Source records:
--
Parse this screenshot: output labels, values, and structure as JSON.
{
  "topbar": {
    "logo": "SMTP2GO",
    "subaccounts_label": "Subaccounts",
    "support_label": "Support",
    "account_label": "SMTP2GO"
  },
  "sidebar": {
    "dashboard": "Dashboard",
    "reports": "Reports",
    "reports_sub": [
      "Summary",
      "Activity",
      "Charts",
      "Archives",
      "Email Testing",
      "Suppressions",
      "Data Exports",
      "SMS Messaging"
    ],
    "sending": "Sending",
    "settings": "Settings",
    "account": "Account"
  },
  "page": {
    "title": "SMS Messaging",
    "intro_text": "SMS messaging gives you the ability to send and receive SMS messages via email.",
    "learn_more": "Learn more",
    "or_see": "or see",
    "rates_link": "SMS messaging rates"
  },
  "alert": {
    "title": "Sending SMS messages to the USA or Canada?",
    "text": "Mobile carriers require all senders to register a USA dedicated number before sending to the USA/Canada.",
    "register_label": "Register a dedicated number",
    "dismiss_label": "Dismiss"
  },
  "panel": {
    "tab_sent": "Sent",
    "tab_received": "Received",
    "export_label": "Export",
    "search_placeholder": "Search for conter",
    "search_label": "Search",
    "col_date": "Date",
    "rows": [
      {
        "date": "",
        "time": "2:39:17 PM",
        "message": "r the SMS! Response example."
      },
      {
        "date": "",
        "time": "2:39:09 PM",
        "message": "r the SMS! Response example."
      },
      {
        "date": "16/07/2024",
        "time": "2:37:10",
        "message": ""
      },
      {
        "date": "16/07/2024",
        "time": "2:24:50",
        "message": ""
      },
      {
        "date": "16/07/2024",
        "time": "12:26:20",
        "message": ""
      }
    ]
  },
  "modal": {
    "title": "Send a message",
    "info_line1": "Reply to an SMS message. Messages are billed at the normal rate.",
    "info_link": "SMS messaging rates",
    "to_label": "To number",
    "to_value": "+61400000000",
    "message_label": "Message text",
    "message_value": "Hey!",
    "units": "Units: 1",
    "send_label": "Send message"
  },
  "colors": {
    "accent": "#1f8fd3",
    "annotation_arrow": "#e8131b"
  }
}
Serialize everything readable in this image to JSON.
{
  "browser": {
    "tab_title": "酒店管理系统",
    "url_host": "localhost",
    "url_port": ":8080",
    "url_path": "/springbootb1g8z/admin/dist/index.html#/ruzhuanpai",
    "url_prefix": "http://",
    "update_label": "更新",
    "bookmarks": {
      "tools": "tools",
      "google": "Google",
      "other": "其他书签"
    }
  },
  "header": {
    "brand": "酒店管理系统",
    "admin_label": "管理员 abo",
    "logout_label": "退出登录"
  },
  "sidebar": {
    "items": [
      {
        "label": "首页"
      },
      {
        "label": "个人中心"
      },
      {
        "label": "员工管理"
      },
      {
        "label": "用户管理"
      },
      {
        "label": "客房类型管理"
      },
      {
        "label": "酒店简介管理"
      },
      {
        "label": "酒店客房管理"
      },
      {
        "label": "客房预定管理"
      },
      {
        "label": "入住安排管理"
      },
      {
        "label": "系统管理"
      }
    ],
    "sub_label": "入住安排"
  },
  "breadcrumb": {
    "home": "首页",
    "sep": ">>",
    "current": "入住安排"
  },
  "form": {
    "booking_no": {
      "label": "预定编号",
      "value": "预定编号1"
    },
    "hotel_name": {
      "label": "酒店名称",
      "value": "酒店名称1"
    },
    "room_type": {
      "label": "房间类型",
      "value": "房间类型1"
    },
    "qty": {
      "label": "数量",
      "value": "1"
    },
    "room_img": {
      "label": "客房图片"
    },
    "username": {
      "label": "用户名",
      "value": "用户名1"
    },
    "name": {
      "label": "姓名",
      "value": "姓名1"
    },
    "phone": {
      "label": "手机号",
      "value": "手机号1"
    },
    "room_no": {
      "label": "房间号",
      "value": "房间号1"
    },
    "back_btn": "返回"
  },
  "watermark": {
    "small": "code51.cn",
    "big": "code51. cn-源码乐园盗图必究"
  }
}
--
* **Stated problem**: Repeat all of the records above exactly as written.

* **Solution**:
Parse this screenshot: output labels, values, and structure as JSON.
{
  "topbar": {
    "logo": "SMTP2GO",
    "subaccounts_label": "Subaccounts",
    "support_label": "Support",
    "account_label": "SMTP2GO"
  },
  "sidebar": {
    "dashboard": "Dashboard",
    "reports": "Reports",
    "reports_sub": [
      "Summary",
      "Activity",
      "Charts",
      "Archives",
      "Email Testing",
      "Suppressions",
      "Data Exports",
      "SMS Messaging"
    ],
    "sending": "Sending",
    "settings": "Settings",
    "account": "Account"
  },
  "page": {
    "title": "SMS Messaging",
    "intro_text": "SMS messaging gives you the ability to send and receive SMS messages via email.",
    "learn_more": "Learn more",
    "or_see": "or see",
    "rates_link": "SMS messaging rates"
  },
  "alert": {
    "title": "Sending SMS messages to the USA or Canada?",
    "text": "Mobile carriers require all senders to register a USA dedicated number before sending to the USA/Canada.",
    "register_label": "Register a dedicated number",
    "dismiss_label": "Dismiss"
  },
  "panel": {
    "tab_sent": "Sent",
    "tab_received": "Received",
    "export_label": "Export",
    "search_placeholder": "Search for conter",
    "search_label": "Search",
    "col_date": "Date",
    "rows": [
      {
        "date": "",
        "time": "2:39:17 PM",
        "message": "r the SMS! Response example."
      },
      {
        "date": "",
        "time": "2:39:09 PM",
        "message": "r the SMS! Response example."
      },
      {
        "date": "16/07/2024",
        "time": "2:37:10",
        "message": ""
      },
      {
        "date": "16/07/2024",
        "time": "2:24:50",
        "message": ""
      },
      {
        "date": "16/07/2024",
        "time": "12:26:20",
        "message": ""
      }
    ]
  },
  "modal": {
    "title": "Send a message",
    "info_line1": "Reply to an SMS message. Messages are billed at the normal rate.",
    "info_link": "SMS messaging rates",
    "to_label": "To number",
    "to_value": "+61400000000",
    "message_label": "Message text",
    "message_value": "Hey!",
    "units": "Units: 1",
    "send_label": "Send message"
  },
  "colors": {
    "accent": "#1f8fd3",
    "annotation_arrow": "#e8131b"
  }
}
Serialize everything readable in this image to JSON.
{
  "browser": {
    "tab_title": "酒店管理系统",
    "url_host": "localhost",
    "url_port": ":8080",
    "url_path": "/springbootb1g8z/admin/dist/index.html#/ruzhuanpai",
    "url_prefix": "http://",
    "update_label": "更新",
    "bookmarks": {
      "tools": "tools",
      "google": "Google",
      "other": "其他书签"
    }
  },
  "header": {
    "brand": "酒店管理系统",
    "admin_label": "管理员 abo",
    "logout_label": "退出登录"
  },
  "sidebar": {
    "items": [
      {
        "label": "首页"
      },
      {
        "label": "个人中心"
      },
      {
        "label": "员工管理"
      },
      {
        "label": "用户管理"
      },
      {
        "label": "客房类型管理"
      },
      {
        "label": "酒店简介管理"
      },
      {
        "label": "酒店客房管理"
      },
      {
        "label": "客房预定管理"
      },
      {
        "label": "入住安排管理"
      },
      {
        "label": "系统管理"
      }
    ],
    "sub_label": "入住安排"
  },
  "breadcrumb": {
    "home": "首页",
    "sep": ">>",
    "current": "入住安排"
  },
  "form": {
    "booking_no": {
      "label": "预定编号",
      "value": "预定编号1"
    },
    "hotel_name": {
      "label": "酒店名称",
      "value": "酒店名称1"
    },
    "room_type": {
      "label": "房间类型",
      "value": "房间类型1"
    },
    "qty": {
      "label": "数量",
      "value": "1"
    },
    "room_img": {
      "label": "客房图片"
    },
    "username": {
      "label": "用户名",
      "value": "用户名1"
    },
    "name": {
      "label": "姓名",
      "value": "姓名1"
    },
    "phone": {
      "label": "手机号",
      "value": "手机号1"
    },
    "room_no": {
      "label": "房间号",
      "value": "房间号1"
    },
    "back_btn": "返回"
  },
  "watermark": {
    "small": "code51.cn",
    "big": "code51. cn-源码乐园盗图必究"
  }
}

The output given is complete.